Dataset items

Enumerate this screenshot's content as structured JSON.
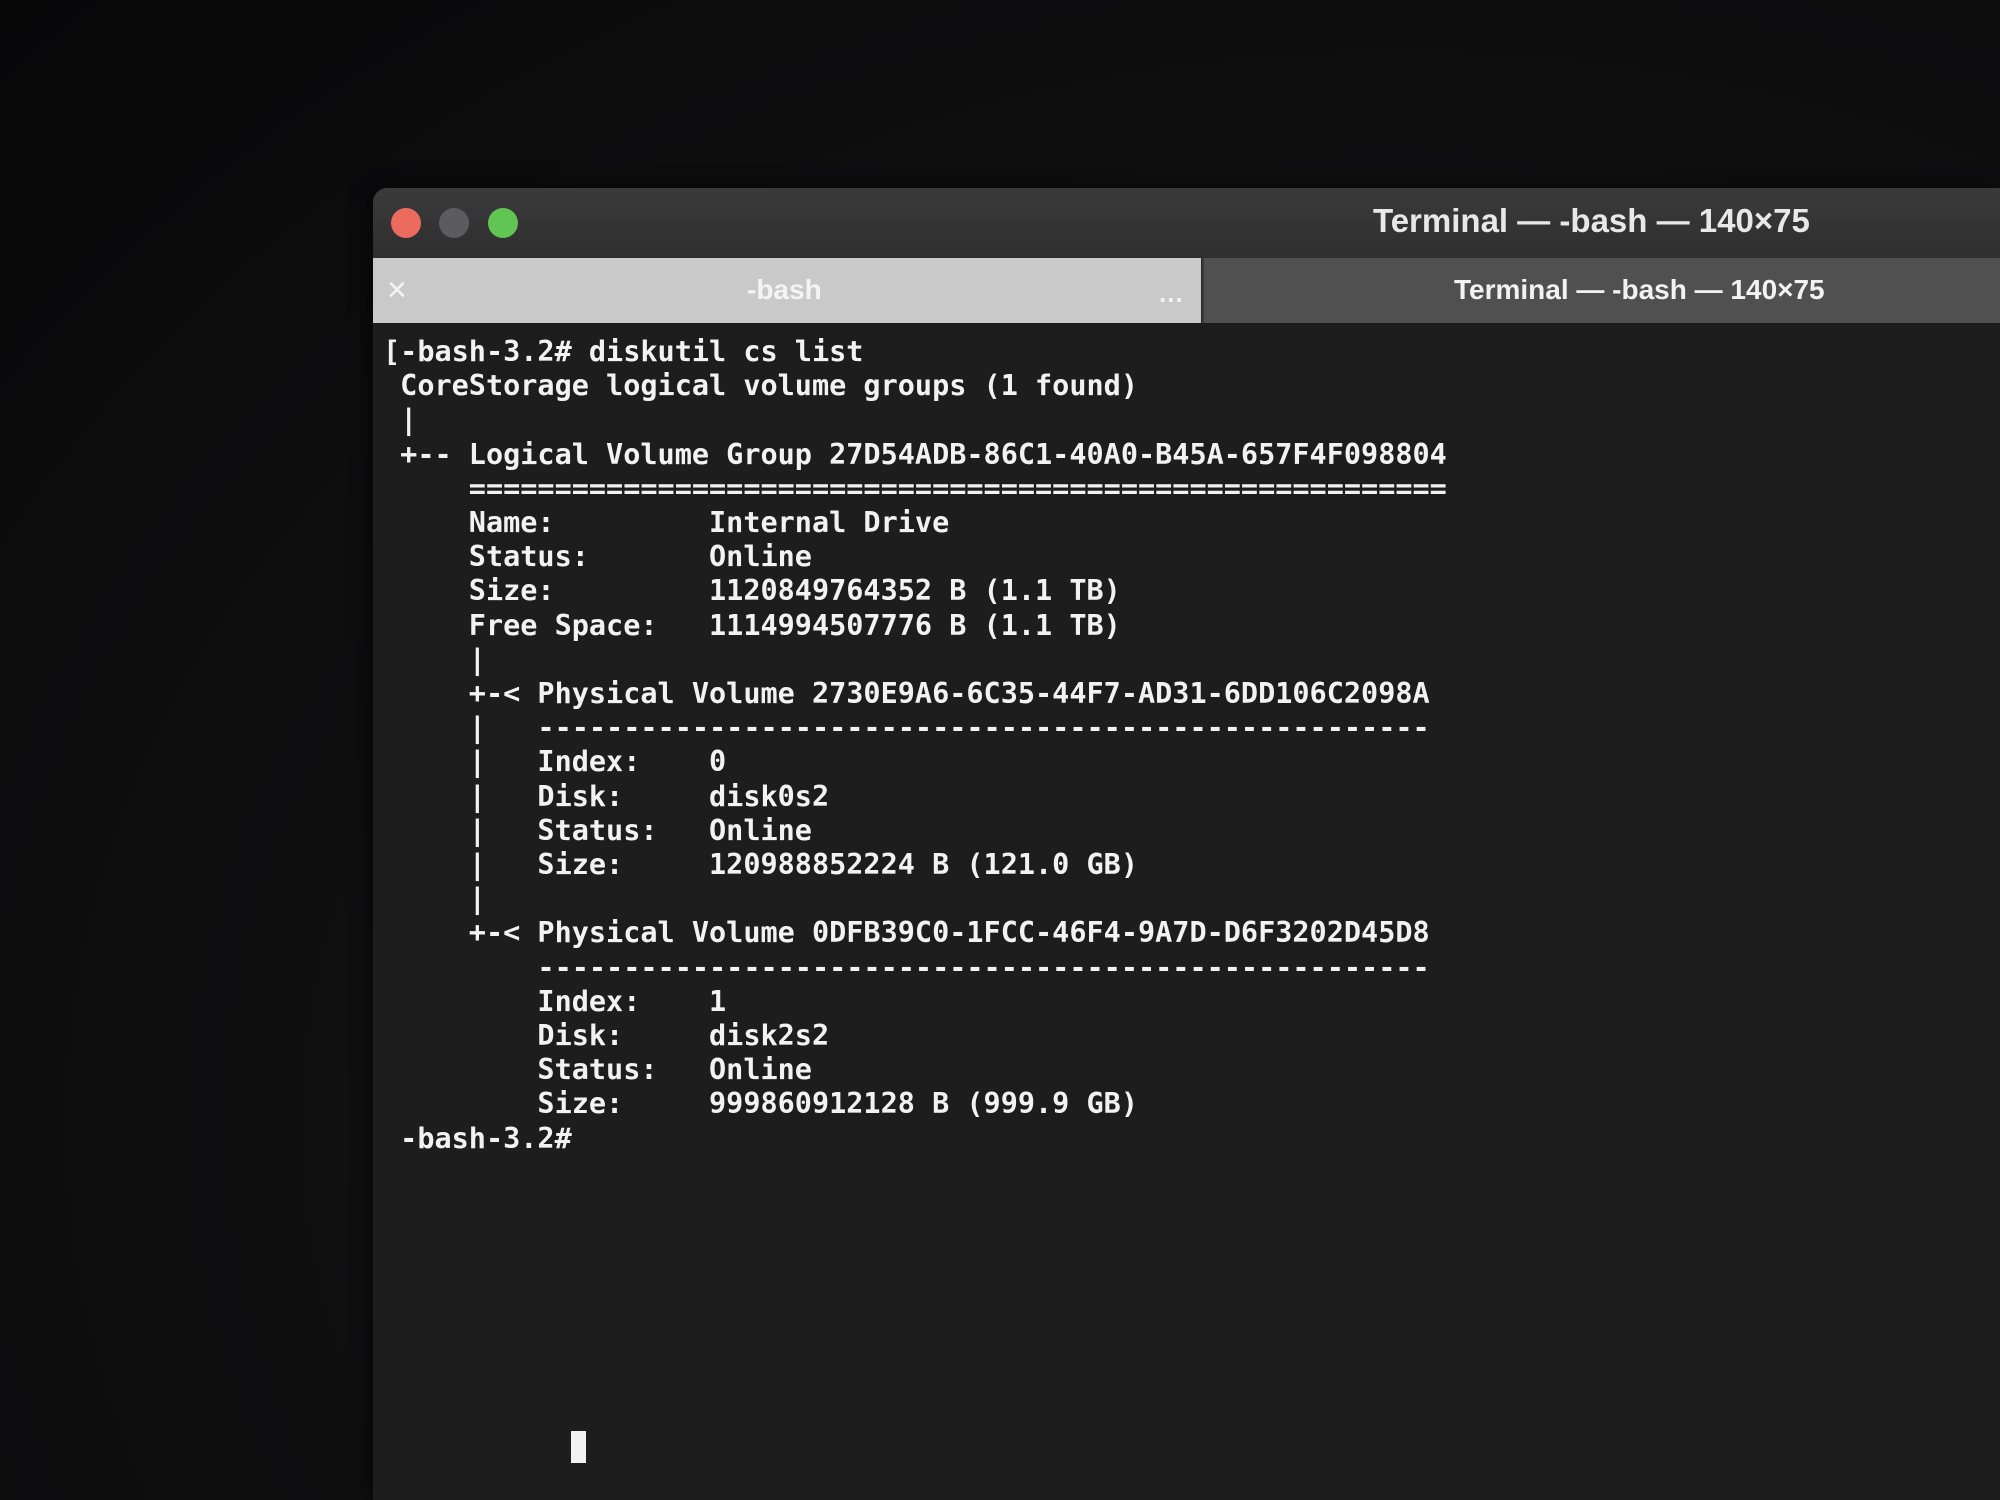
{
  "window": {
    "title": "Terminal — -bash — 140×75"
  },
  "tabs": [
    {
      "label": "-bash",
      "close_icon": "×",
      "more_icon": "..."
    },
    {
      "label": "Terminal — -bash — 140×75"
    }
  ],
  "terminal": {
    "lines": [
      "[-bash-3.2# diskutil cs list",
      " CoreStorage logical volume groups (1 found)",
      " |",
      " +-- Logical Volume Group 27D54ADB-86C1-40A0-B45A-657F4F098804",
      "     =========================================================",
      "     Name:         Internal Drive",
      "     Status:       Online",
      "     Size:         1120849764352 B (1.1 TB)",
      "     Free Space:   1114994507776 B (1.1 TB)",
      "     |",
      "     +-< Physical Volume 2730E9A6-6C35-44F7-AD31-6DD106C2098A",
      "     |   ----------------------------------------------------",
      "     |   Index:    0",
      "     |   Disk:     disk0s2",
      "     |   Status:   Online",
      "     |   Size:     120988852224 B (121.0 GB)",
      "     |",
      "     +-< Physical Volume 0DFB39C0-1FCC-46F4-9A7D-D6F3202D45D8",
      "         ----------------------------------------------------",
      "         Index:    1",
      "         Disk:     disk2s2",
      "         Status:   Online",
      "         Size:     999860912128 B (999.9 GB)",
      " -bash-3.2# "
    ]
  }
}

==

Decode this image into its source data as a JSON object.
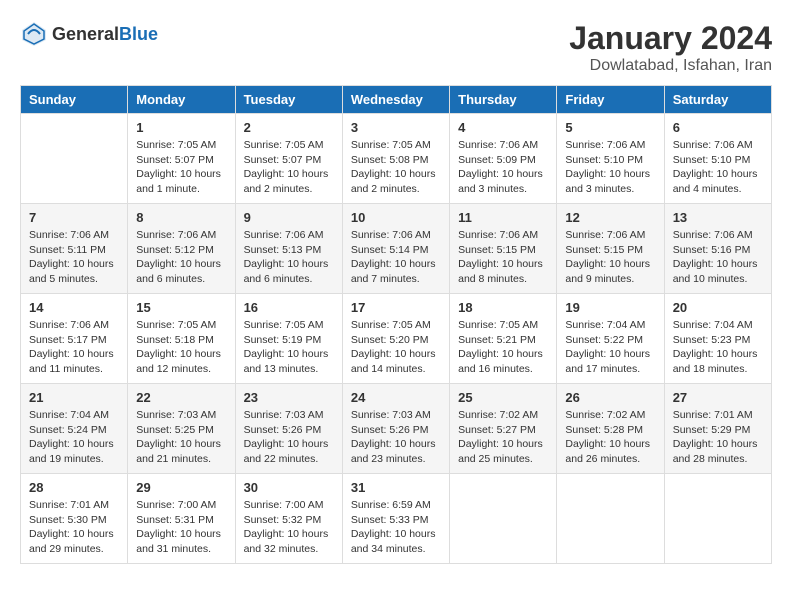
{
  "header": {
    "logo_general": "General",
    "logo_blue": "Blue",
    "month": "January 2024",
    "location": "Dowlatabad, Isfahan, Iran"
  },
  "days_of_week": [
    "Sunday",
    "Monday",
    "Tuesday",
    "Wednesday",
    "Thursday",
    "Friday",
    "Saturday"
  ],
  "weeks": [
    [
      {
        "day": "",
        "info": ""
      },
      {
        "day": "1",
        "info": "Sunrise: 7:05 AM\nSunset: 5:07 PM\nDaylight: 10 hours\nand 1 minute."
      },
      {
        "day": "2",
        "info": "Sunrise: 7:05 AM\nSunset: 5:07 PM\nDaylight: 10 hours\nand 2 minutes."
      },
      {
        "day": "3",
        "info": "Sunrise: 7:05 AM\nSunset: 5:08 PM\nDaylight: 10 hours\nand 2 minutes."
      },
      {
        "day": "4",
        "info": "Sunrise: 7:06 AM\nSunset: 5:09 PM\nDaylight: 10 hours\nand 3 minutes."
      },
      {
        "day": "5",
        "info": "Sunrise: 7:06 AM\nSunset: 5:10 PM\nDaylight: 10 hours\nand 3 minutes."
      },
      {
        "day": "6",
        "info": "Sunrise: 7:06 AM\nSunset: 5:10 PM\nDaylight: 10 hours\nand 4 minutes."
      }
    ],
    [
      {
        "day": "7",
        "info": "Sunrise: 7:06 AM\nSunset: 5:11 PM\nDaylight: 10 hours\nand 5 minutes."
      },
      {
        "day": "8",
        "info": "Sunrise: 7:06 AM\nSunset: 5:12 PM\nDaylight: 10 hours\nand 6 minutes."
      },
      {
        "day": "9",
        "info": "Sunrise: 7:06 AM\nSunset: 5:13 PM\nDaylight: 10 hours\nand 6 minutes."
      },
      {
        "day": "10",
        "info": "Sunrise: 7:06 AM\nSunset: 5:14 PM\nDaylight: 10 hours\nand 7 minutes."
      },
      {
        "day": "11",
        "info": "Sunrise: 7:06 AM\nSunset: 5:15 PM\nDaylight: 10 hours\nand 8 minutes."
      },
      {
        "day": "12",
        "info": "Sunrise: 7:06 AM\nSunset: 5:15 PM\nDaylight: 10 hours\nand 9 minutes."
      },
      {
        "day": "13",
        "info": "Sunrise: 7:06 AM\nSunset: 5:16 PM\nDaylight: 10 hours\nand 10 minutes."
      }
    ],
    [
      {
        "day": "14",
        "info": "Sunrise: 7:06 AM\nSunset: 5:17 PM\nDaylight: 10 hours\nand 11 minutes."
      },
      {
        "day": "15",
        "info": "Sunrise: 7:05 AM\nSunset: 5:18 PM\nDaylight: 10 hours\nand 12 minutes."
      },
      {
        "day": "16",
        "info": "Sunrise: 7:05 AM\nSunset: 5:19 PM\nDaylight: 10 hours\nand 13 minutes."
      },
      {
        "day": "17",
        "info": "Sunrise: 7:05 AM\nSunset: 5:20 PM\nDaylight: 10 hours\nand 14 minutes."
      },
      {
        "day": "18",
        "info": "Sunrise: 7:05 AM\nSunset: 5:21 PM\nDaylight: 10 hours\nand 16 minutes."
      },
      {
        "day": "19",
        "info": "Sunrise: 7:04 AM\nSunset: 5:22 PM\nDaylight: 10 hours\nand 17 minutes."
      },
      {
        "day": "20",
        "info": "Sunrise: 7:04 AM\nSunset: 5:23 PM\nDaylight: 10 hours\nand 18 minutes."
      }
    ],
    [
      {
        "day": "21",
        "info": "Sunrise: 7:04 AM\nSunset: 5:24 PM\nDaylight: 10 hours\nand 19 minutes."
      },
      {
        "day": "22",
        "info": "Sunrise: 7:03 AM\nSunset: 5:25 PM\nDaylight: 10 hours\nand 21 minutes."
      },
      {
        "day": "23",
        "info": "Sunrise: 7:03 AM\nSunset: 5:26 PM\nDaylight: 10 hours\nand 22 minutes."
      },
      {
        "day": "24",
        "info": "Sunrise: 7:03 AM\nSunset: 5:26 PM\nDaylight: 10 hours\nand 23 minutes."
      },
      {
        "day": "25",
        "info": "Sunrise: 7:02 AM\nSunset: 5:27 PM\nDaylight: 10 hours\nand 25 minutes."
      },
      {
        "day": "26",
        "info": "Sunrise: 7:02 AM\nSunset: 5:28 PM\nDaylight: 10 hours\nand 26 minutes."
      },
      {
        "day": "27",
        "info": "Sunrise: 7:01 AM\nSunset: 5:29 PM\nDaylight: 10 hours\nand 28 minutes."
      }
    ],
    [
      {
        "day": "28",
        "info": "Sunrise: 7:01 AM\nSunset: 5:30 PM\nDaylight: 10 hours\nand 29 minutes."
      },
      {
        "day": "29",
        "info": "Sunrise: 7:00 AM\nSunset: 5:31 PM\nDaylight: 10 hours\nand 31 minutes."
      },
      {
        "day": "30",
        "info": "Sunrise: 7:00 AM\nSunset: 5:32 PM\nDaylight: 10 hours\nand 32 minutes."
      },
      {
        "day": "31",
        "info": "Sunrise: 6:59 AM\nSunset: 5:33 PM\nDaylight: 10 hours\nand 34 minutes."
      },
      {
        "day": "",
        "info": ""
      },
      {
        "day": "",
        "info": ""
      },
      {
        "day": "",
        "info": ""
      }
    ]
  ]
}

* Given exercise
Look through the data above. Find each line with the string "Status" and copy it.

* Finished answer
      "     Status:       Online",
      "     |   Status:   Online",
      "         Status:   Online",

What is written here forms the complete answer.